[Records from a collection of figures]
········

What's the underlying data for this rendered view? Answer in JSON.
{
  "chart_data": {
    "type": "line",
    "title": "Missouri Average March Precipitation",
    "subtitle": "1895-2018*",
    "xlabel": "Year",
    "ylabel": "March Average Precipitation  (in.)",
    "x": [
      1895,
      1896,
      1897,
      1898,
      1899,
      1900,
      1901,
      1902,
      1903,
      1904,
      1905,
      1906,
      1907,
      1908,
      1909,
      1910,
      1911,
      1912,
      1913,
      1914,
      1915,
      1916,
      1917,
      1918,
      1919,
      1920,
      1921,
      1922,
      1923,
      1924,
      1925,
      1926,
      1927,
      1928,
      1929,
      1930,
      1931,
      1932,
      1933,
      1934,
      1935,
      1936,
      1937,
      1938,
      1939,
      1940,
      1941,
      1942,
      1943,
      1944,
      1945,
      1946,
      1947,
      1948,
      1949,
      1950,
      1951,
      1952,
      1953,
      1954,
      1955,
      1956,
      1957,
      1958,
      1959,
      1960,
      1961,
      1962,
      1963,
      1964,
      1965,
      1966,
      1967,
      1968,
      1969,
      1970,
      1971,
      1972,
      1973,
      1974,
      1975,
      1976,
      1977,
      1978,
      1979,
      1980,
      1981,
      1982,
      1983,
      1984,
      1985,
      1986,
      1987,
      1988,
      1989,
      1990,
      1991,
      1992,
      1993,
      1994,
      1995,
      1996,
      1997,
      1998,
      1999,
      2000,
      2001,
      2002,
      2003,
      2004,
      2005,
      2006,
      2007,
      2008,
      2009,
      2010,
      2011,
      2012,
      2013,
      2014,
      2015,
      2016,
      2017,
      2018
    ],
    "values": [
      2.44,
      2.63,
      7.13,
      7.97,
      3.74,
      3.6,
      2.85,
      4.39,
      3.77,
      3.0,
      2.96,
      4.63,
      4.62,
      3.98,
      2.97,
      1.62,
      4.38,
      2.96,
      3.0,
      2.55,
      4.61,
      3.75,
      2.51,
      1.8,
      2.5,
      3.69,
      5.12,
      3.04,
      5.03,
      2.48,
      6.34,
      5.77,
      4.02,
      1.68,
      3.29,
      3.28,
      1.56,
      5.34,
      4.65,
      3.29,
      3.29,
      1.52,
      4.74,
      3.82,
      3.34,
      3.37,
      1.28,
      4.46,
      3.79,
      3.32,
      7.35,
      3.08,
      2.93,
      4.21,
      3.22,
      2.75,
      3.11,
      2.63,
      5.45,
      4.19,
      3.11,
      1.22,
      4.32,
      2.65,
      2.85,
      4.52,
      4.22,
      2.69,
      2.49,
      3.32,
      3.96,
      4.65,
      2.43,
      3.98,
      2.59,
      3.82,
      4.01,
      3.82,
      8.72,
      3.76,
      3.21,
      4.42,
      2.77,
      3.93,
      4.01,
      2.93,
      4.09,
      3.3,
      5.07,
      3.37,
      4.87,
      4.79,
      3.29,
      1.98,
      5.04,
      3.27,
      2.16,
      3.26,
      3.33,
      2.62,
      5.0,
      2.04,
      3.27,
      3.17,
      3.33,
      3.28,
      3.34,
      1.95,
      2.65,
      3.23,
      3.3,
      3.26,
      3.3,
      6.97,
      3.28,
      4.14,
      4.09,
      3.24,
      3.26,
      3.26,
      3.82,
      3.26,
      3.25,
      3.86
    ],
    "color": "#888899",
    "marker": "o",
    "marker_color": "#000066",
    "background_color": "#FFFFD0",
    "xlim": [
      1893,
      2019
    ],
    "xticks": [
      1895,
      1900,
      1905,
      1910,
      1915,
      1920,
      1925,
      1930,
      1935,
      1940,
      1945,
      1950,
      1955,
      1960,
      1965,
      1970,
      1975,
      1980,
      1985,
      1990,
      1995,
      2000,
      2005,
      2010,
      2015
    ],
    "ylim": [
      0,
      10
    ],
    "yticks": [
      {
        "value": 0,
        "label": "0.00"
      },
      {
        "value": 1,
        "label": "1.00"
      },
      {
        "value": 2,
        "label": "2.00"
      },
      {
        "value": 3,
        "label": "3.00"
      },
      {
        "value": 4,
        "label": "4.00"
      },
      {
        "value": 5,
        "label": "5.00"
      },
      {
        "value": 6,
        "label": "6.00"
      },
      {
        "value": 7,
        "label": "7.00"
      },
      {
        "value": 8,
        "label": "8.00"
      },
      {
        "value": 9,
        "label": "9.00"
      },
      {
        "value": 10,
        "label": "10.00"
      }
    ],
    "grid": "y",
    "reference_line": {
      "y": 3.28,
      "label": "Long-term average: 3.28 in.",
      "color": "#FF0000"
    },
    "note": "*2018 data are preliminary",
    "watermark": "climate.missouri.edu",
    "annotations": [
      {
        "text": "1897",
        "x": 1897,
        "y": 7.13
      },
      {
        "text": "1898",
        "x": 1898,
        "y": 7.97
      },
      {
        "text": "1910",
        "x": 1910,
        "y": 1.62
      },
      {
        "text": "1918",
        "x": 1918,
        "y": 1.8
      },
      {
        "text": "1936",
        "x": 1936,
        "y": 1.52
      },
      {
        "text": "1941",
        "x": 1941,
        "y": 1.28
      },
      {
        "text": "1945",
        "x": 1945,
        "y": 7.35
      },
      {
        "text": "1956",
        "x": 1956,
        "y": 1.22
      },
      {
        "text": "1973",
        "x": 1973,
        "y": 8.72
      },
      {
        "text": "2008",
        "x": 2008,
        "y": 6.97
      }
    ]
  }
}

········

**Work to do**
All of the entries should be written out again exactly.

**Result**
What's the underlying data for this rendered view? Answer in JSON.
{
  "chart_data": {
    "type": "line",
    "title": "Missouri Average March Precipitation",
    "subtitle": "1895-2018*",
    "xlabel": "Year",
    "ylabel": "March Average Precipitation  (in.)",
    "x": [
      1895,
      1896,
      1897,
      1898,
      1899,
      1900,
      1901,
      1902,
      1903,
      1904,
      1905,
      1906,
      1907,
      1908,
      1909,
      1910,
      1911,
      1912,
      1913,
      1914,
      1915,
      1916,
      1917,
      1918,
      1919,
      1920,
      1921,
      1922,
      1923,
      1924,
      1925,
      1926,
      1927,
      1928,
      1929,
      1930,
      1931,
      1932,
      1933,
      1934,
      1935,
      1936,
      1937,
      1938,
      1939,
      1940,
      1941,
      1942,
      1943,
      1944,
      1945,
      1946,
      1947,
      1948,
      1949,
      1950,
      1951,
      1952,
      1953,
      1954,
      1955,
      1956,
      1957,
      1958,
      1959,
      1960,
      1961,
      1962,
      1963,
      1964,
      1965,
      1966,
      1967,
      1968,
      1969,
      1970,
      1971,
      1972,
      1973,
      1974,
      1975,
      1976,
      1977,
      1978,
      1979,
      1980,
      1981,
      1982,
      1983,
      1984,
      1985,
      1986,
      1987,
      1988,
      1989,
      1990,
      1991,
      1992,
      1993,
      1994,
      1995,
      1996,
      1997,
      1998,
      1999,
      2000,
      2001,
      2002,
      2003,
      2004,
      2005,
      2006,
      2007,
      2008,
      2009,
      2010,
      2011,
      2012,
      2013,
      2014,
      2015,
      2016,
      2017,
      2018
    ],
    "values": [
      2.44,
      2.63,
      7.13,
      7.97,
      3.74,
      3.6,
      2.85,
      4.39,
      3.77,
      3.0,
      2.96,
      4.63,
      4.62,
      3.98,
      2.97,
      1.62,
      4.38,
      2.96,
      3.0,
      2.55,
      4.61,
      3.75,
      2.51,
      1.8,
      2.5,
      3.69,
      5.12,
      3.04,
      5.03,
      2.48,
      6.34,
      5.77,
      4.02,
      1.68,
      3.29,
      3.28,
      1.56,
      5.34,
      4.65,
      3.29,
      3.29,
      1.52,
      4.74,
      3.82,
      3.34,
      3.37,
      1.28,
      4.46,
      3.79,
      3.32,
      7.35,
      3.08,
      2.93,
      4.21,
      3.22,
      2.75,
      3.11,
      2.63,
      5.45,
      4.19,
      3.11,
      1.22,
      4.32,
      2.65,
      2.85,
      4.52,
      4.22,
      2.69,
      2.49,
      3.32,
      3.96,
      4.65,
      2.43,
      3.98,
      2.59,
      3.82,
      4.01,
      3.82,
      8.72,
      3.76,
      3.21,
      4.42,
      2.77,
      3.93,
      4.01,
      2.93,
      4.09,
      3.3,
      5.07,
      3.37,
      4.87,
      4.79,
      3.29,
      1.98,
      5.04,
      3.27,
      2.16,
      3.26,
      3.33,
      2.62,
      5.0,
      2.04,
      3.27,
      3.17,
      3.33,
      3.28,
      3.34,
      1.95,
      2.65,
      3.23,
      3.3,
      3.26,
      3.3,
      6.97,
      3.28,
      4.14,
      4.09,
      3.24,
      3.26,
      3.26,
      3.82,
      3.26,
      3.25,
      3.86
    ],
    "color": "#888899",
    "marker": "o",
    "marker_color": "#000066",
    "background_color": "#FFFFD0",
    "xlim": [
      1893,
      2019
    ],
    "xticks": [
      1895,
      1900,
      1905,
      1910,
      1915,
      1920,
      1925,
      1930,
      1935,
      1940,
      1945,
      1950,
      1955,
      1960,
      1965,
      1970,
      1975,
      1980,
      1985,
      1990,
      1995,
      2000,
      2005,
      2010,
      2015
    ],
    "ylim": [
      0,
      10
    ],
    "yticks": [
      {
        "value": 0,
        "label": "0.00"
      },
      {
        "value": 1,
        "label": "1.00"
      },
      {
        "value": 2,
        "label": "2.00"
      },
      {
        "value": 3,
        "label": "3.00"
      },
      {
        "value": 4,
        "label": "4.00"
      },
      {
        "value": 5,
        "label": "5.00"
      },
      {
        "value": 6,
        "label": "6.00"
      },
      {
        "value": 7,
        "label": "7.00"
      },
      {
        "value": 8,
        "label": "8.00"
      },
      {
        "value": 9,
        "label": "9.00"
      },
      {
        "value": 10,
        "label": "10.00"
      }
    ],
    "grid": "y",
    "reference_line": {
      "y": 3.28,
      "label": "Long-term average: 3.28 in.",
      "color": "#FF0000"
    },
    "note": "*2018 data are preliminary",
    "watermark": "climate.missouri.edu",
    "annotations": [
      {
        "text": "1897",
        "x": 1897,
        "y": 7.13
      },
      {
        "text": "1898",
        "x": 1898,
        "y": 7.97
      },
      {
        "text": "1910",
        "x": 1910,
        "y": 1.62
      },
      {
        "text": "1918",
        "x": 1918,
        "y": 1.8
      },
      {
        "text": "1936",
        "x": 1936,
        "y": 1.52
      },
      {
        "text": "1941",
        "x": 1941,
        "y": 1.28
      },
      {
        "text": "1945",
        "x": 1945,
        "y": 7.35
      },
      {
        "text": "1956",
        "x": 1956,
        "y": 1.22
      },
      {
        "text": "1973",
        "x": 1973,
        "y": 8.72
      },
      {
        "text": "2008",
        "x": 2008,
        "y": 6.97
      }
    ]
  }
}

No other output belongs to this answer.